--- ENTRIES SHOWN ---

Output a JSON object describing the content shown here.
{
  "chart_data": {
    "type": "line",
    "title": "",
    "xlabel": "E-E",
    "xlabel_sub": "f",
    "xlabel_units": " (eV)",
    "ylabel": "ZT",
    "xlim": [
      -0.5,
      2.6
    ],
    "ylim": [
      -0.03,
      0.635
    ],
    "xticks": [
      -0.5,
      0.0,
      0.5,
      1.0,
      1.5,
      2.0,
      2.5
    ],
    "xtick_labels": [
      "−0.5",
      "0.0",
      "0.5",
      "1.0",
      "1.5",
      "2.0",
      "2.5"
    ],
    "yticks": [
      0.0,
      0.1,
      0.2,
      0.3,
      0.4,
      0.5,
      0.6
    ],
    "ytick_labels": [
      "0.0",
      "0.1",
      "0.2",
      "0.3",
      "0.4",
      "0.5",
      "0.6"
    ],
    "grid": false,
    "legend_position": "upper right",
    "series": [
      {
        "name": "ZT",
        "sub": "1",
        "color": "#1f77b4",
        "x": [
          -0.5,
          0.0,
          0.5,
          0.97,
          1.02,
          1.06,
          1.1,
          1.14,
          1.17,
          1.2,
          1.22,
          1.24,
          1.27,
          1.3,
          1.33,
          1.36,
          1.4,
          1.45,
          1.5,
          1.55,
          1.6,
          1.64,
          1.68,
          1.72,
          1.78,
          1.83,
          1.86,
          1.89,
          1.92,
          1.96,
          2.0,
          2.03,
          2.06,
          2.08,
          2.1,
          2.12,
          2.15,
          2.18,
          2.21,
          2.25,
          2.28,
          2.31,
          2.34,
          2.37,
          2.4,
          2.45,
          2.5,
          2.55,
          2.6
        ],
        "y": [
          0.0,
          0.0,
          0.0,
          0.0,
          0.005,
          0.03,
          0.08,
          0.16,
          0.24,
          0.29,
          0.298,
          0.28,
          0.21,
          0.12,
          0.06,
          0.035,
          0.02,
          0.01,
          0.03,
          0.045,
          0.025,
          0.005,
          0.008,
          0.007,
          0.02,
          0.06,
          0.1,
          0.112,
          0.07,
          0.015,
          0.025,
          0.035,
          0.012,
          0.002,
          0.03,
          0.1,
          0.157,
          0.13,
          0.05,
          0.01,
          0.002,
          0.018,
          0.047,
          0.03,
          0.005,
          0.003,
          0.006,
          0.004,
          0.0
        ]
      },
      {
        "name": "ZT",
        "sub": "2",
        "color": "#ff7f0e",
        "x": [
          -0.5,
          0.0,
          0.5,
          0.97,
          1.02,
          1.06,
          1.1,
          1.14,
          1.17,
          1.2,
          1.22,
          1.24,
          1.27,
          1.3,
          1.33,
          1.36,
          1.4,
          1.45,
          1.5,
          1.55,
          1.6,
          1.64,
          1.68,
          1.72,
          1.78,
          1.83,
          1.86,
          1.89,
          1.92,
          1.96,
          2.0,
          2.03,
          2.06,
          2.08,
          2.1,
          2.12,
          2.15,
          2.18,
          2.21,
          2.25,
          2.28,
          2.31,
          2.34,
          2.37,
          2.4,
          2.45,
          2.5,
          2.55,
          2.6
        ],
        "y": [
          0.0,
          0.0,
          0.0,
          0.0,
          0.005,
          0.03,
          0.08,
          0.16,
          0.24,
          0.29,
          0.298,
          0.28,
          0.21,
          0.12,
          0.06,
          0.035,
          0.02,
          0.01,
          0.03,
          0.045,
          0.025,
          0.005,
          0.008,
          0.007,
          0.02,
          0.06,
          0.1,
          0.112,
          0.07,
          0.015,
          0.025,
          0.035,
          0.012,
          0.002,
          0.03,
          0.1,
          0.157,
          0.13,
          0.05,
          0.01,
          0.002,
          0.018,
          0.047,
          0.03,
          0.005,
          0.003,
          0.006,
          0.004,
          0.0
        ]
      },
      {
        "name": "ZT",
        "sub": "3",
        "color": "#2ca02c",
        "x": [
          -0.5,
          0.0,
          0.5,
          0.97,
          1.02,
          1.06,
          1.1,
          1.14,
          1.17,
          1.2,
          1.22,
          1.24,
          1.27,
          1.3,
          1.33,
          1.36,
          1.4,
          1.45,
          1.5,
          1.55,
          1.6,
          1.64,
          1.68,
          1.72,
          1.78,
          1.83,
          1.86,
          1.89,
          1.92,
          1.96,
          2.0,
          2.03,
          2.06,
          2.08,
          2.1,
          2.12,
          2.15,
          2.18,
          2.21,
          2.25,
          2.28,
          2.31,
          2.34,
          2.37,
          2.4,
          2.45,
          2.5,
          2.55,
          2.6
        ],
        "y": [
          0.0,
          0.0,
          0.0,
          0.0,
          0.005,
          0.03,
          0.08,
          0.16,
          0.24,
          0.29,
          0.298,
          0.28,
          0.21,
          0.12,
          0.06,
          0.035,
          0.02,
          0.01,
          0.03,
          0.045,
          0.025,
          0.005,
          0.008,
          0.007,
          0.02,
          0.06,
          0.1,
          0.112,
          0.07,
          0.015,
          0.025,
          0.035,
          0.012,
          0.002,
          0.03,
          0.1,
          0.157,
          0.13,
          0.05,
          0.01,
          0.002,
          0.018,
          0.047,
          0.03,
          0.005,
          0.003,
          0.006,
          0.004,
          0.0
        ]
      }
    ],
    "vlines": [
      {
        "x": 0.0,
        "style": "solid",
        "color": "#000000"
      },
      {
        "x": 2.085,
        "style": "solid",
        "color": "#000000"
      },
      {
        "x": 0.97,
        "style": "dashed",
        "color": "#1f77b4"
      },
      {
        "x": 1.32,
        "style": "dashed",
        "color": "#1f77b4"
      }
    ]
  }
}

---

**DIRECTION**
Copy out the material word for word and line for line.

**SOLUTION TO THIS TASK**
Output a JSON object describing the content shown here.
{
  "chart_data": {
    "type": "line",
    "title": "",
    "xlabel": "E-E",
    "xlabel_sub": "f",
    "xlabel_units": " (eV)",
    "ylabel": "ZT",
    "xlim": [
      -0.5,
      2.6
    ],
    "ylim": [
      -0.03,
      0.635
    ],
    "xticks": [
      -0.5,
      0.0,
      0.5,
      1.0,
      1.5,
      2.0,
      2.5
    ],
    "xtick_labels": [
      "−0.5",
      "0.0",
      "0.5",
      "1.0",
      "1.5",
      "2.0",
      "2.5"
    ],
    "yticks": [
      0.0,
      0.1,
      0.2,
      0.3,
      0.4,
      0.5,
      0.6
    ],
    "ytick_labels": [
      "0.0",
      "0.1",
      "0.2",
      "0.3",
      "0.4",
      "0.5",
      "0.6"
    ],
    "grid": false,
    "legend_position": "upper right",
    "series": [
      {
        "name": "ZT",
        "sub": "1",
        "color": "#1f77b4",
        "x": [
          -0.5,
          0.0,
          0.5,
          0.97,
          1.02,
          1.06,
          1.1,
          1.14,
          1.17,
          1.2,
          1.22,
          1.24,
          1.27,
          1.3,
          1.33,
          1.36,
          1.4,
          1.45,
          1.5,
          1.55,
          1.6,
          1.64,
          1.68,
          1.72,
          1.78,
          1.83,
          1.86,
          1.89,
          1.92,
          1.96,
          2.0,
          2.03,
          2.06,
          2.08,
          2.1,
          2.12,
          2.15,
          2.18,
          2.21,
          2.25,
          2.28,
          2.31,
          2.34,
          2.37,
          2.4,
          2.45,
          2.5,
          2.55,
          2.6
        ],
        "y": [
          0.0,
          0.0,
          0.0,
          0.0,
          0.005,
          0.03,
          0.08,
          0.16,
          0.24,
          0.29,
          0.298,
          0.28,
          0.21,
          0.12,
          0.06,
          0.035,
          0.02,
          0.01,
          0.03,
          0.045,
          0.025,
          0.005,
          0.008,
          0.007,
          0.02,
          0.06,
          0.1,
          0.112,
          0.07,
          0.015,
          0.025,
          0.035,
          0.012,
          0.002,
          0.03,
          0.1,
          0.157,
          0.13,
          0.05,
          0.01,
          0.002,
          0.018,
          0.047,
          0.03,
          0.005,
          0.003,
          0.006,
          0.004,
          0.0
        ]
      },
      {
        "name": "ZT",
        "sub": "2",
        "color": "#ff7f0e",
        "x": [
          -0.5,
          0.0,
          0.5,
          0.97,
          1.02,
          1.06,
          1.1,
          1.14,
          1.17,
          1.2,
          1.22,
          1.24,
          1.27,
          1.3,
          1.33,
          1.36,
          1.4,
          1.45,
          1.5,
          1.55,
          1.6,
          1.64,
          1.68,
          1.72,
          1.78,
          1.83,
          1.86,
          1.89,
          1.92,
          1.96,
          2.0,
          2.03,
          2.06,
          2.08,
          2.1,
          2.12,
          2.15,
          2.18,
          2.21,
          2.25,
          2.28,
          2.31,
          2.34,
          2.37,
          2.4,
          2.45,
          2.5,
          2.55,
          2.6
        ],
        "y": [
          0.0,
          0.0,
          0.0,
          0.0,
          0.005,
          0.03,
          0.08,
          0.16,
          0.24,
          0.29,
          0.298,
          0.28,
          0.21,
          0.12,
          0.06,
          0.035,
          0.02,
          0.01,
          0.03,
          0.045,
          0.025,
          0.005,
          0.008,
          0.007,
          0.02,
          0.06,
          0.1,
          0.112,
          0.07,
          0.015,
          0.025,
          0.035,
          0.012,
          0.002,
          0.03,
          0.1,
          0.157,
          0.13,
          0.05,
          0.01,
          0.002,
          0.018,
          0.047,
          0.03,
          0.005,
          0.003,
          0.006,
          0.004,
          0.0
        ]
      },
      {
        "name": "ZT",
        "sub": "3",
        "color": "#2ca02c",
        "x": [
          -0.5,
          0.0,
          0.5,
          0.97,
          1.02,
          1.06,
          1.1,
          1.14,
          1.17,
          1.2,
          1.22,
          1.24,
          1.27,
          1.3,
          1.33,
          1.36,
          1.4,
          1.45,
          1.5,
          1.55,
          1.6,
          1.64,
          1.68,
          1.72,
          1.78,
          1.83,
          1.86,
          1.89,
          1.92,
          1.96,
          2.0,
          2.03,
          2.06,
          2.08,
          2.1,
          2.12,
          2.15,
          2.18,
          2.21,
          2.25,
          2.28,
          2.31,
          2.34,
          2.37,
          2.4,
          2.45,
          2.5,
          2.55,
          2.6
        ],
        "y": [
          0.0,
          0.0,
          0.0,
          0.0,
          0.005,
          0.03,
          0.08,
          0.16,
          0.24,
          0.29,
          0.298,
          0.28,
          0.21,
          0.12,
          0.06,
          0.035,
          0.02,
          0.01,
          0.03,
          0.045,
          0.025,
          0.005,
          0.008,
          0.007,
          0.02,
          0.06,
          0.1,
          0.112,
          0.07,
          0.015,
          0.025,
          0.035,
          0.012,
          0.002,
          0.03,
          0.1,
          0.157,
          0.13,
          0.05,
          0.01,
          0.002,
          0.018,
          0.047,
          0.03,
          0.005,
          0.003,
          0.006,
          0.004,
          0.0
        ]
      }
    ],
    "vlines": [
      {
        "x": 0.0,
        "style": "solid",
        "color": "#000000"
      },
      {
        "x": 2.085,
        "style": "solid",
        "color": "#000000"
      },
      {
        "x": 0.97,
        "style": "dashed",
        "color": "#1f77b4"
      },
      {
        "x": 1.32,
        "style": "dashed",
        "color": "#1f77b4"
      }
    ]
  }
}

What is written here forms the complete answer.